TASK TO CARRY OUT
All of the records below should be output exactly.

Records:
━━━━━━━━━━━━━━━━

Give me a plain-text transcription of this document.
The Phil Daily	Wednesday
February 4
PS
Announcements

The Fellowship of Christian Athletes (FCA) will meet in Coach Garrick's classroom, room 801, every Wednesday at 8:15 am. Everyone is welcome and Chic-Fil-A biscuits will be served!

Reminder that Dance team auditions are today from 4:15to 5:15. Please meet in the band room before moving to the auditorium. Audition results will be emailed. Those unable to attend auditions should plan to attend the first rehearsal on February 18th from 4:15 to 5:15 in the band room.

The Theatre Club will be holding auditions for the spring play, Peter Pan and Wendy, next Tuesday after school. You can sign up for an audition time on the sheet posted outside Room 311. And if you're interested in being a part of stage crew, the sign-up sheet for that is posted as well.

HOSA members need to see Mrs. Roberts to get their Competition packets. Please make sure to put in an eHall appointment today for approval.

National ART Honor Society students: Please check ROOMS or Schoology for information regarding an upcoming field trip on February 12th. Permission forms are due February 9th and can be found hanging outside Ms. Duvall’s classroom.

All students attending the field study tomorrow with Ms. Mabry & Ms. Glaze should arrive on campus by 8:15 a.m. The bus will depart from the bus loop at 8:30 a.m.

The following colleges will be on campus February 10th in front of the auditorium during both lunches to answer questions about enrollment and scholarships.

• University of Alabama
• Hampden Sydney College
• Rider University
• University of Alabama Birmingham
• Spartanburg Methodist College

━━━━━━━━━━━━━━━━

THE RESULT
Give me a plain-text transcription of this document.
The Phil Daily	Wednesday
February 4
PS
Announcements

The Fellowship of Christian Athletes (FCA) will meet in Coach Garrick's classroom, room 801, every Wednesday at 8:15 am. Everyone is welcome and Chic-Fil-A biscuits will be served!

Reminder that Dance team auditions are today from 4:15to 5:15. Please meet in the band room before moving to the auditorium. Audition results will be emailed. Those unable to attend auditions should plan to attend the first rehearsal on February 18th from 4:15 to 5:15 in the band room.

The Theatre Club will be holding auditions for the spring play, Peter Pan and Wendy, next Tuesday after school. You can sign up for an audition time on the sheet posted outside Room 311. And if you're interested in being a part of stage crew, the sign-up sheet for that is posted as well.

HOSA members need to see Mrs. Roberts to get their Competition packets. Please make sure to put in an eHall appointment today for approval.

National ART Honor Society students: Please check ROOMS or Schoology for information regarding an upcoming field trip on February 12th. Permission forms are due February 9th and can be found hanging outside Ms. Duvall’s classroom.

All students attending the field study tomorrow with Ms. Mabry & Ms. Glaze should arrive on campus by 8:15 a.m. The bus will depart from the bus loop at 8:30 a.m.

The following colleges will be on campus February 10th in front of the auditorium during both lunches to answer questions about enrollment and scholarships.

• University of Alabama
• Hampden Sydney College
• Rider University
• University of Alabama Birmingham
• Spartanburg Methodist College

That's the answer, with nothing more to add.